◆ **WORK REQUIRED**: Scan the data below and pick out the lines containing the word "such".

Entries taken from a collection
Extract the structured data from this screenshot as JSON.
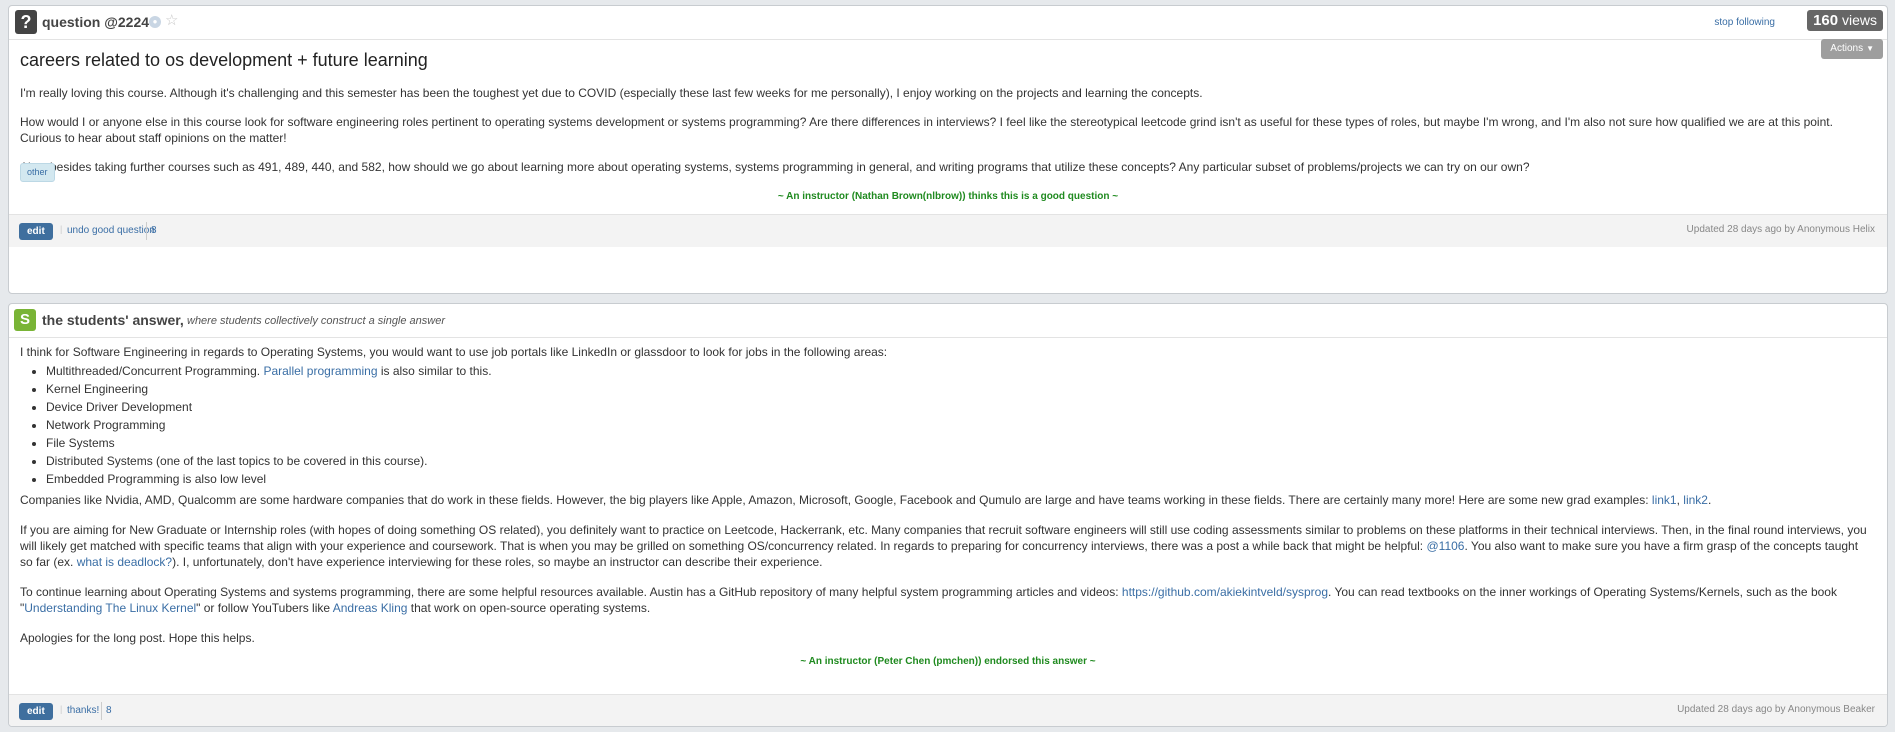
{
  "question": {
    "header": {
      "label": "question @2224",
      "follow": "stop following",
      "views_count": "160",
      "views_label": "views",
      "actions": "Actions"
    },
    "title": "careers related to os development + future learning",
    "paragraphs": [
      "I'm really loving this course. Although it's challenging and this semester has been the toughest yet due to COVID (especially these last few weeks for me personally), I enjoy working on the projects and learning the concepts.",
      "How would I or anyone else in this course look for software engineering roles pertinent to operating systems development or systems programming? Are there differences in interviews? I feel like the stereotypical leetcode grind isn't as useful for these types of roles, but maybe I'm wrong, and I'm also not sure how qualified we are at this point. Curious to hear about staff opinions on the matter!",
      "Also, besides taking further courses such as 491, 489, 440, and 582, how should we go about learning more about operating systems, systems programming in general, and writing programs that utilize these concepts? Any particular subset of problems/projects we can try on our own?"
    ],
    "tag": "other",
    "endorsement": "~ An instructor (Nathan Brown(nlbrow)) thinks this is a good question ~",
    "footer": {
      "edit": "edit",
      "good_question": "undo good question",
      "count": "8",
      "updated": "Updated 28 days ago by Anonymous Helix"
    }
  },
  "answer": {
    "header": {
      "icon": "S",
      "title": "the students' answer,",
      "subtitle": "where students collectively construct a single answer"
    },
    "intro": "I think for Software Engineering in regards to Operating Systems, you would want to use job portals like LinkedIn or glassdoor to look for jobs in the following areas:",
    "list": {
      "item1_prefix": "Multithreaded/Concurrent Programming.",
      "item1_link": "Parallel programming",
      "item1_suffix": "is also similar to this.",
      "items": [
        "Kernel Engineering",
        "Device Driver Development",
        "Network Programming",
        "File Systems",
        "Distributed Systems (one of the last topics to be covered in this course).",
        "Embedded Programming is also low level"
      ]
    },
    "p2": {
      "text": "Companies like Nvidia, AMD, Qualcomm are some hardware companies that do work in these fields. However, the big players like Apple, Amazon, Microsoft, Google, Facebook and Qumulo are large and have teams working in these fields. There are certainly many more! Here are some new grad examples:",
      "link1": "link1",
      "comma": ",",
      "link2": "link2",
      "end": "."
    },
    "p3": {
      "text1": "If you are aiming for New Graduate or Internship roles (with hopes of doing something OS related), you definitely want to practice on Leetcode, Hackerrank, etc. Many companies that recruit software engineers will still use coding assessments similar to problems on these platforms in their technical interviews. Then, in the final round interviews, you will likely get matched with specific teams that align with your experience and coursework. That is when you may be grilled on something OS/concurrency related. In regards to preparing for concurrency interviews, there was a post a while back that might be helpful:",
      "post_link": "@1106",
      "text2": ". You also want to make sure you have a firm grasp of the concepts taught so far (ex.",
      "deadlock_link": "what is deadlock?",
      "text3": "). I, unfortunately, don't have experience interviewing for these roles, so maybe an instructor can describe their experience."
    },
    "p4": {
      "text1": "To continue learning about Operating Systems and systems programming, there are some helpful resources available. Austin has a GitHub repository of many helpful system programming articles and videos:",
      "github_link": "https://github.com/akiekintveld/sysprog",
      "text2": ". You can read textbooks on the inner workings of Operating Systems/Kernels, such as the book \"",
      "book_link": "Understanding The Linux Kernel",
      "text3": "\" or follow YouTubers like",
      "yt_link": "Andreas Kling",
      "text4": "that work on open-source operating systems."
    },
    "p5": "Apologies for the long post. Hope this helps.",
    "endorsement": "~ An instructor (Peter Chen (pmchen)) endorsed this answer ~",
    "footer": {
      "edit": "edit",
      "thanks": "thanks!",
      "count": "8",
      "updated": "Updated 28 days ago by Anonymous Beaker"
    }
  }
}
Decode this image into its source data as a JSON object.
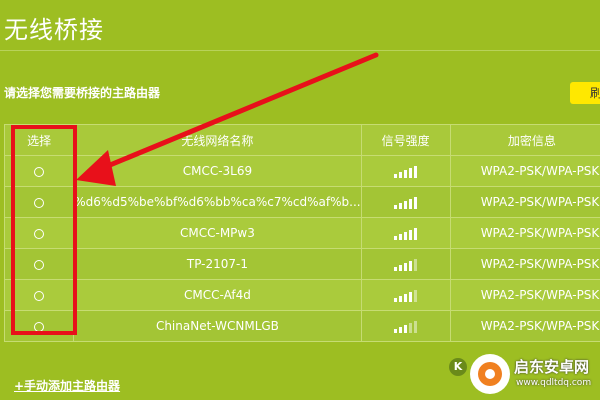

◆ **WRITTEN RESPONSE**:
      "Also, besides taking further courses such as 491, 489, 440, and 582, how should we go about learning more about operating systems, systems programming in general, and writing programs that utilize these concepts? Any particular subset of problems/projects we can try on our own?"
      "text2": ". You can read textbooks on the inner workings of Operating Systems/Kernels, such as the book \"",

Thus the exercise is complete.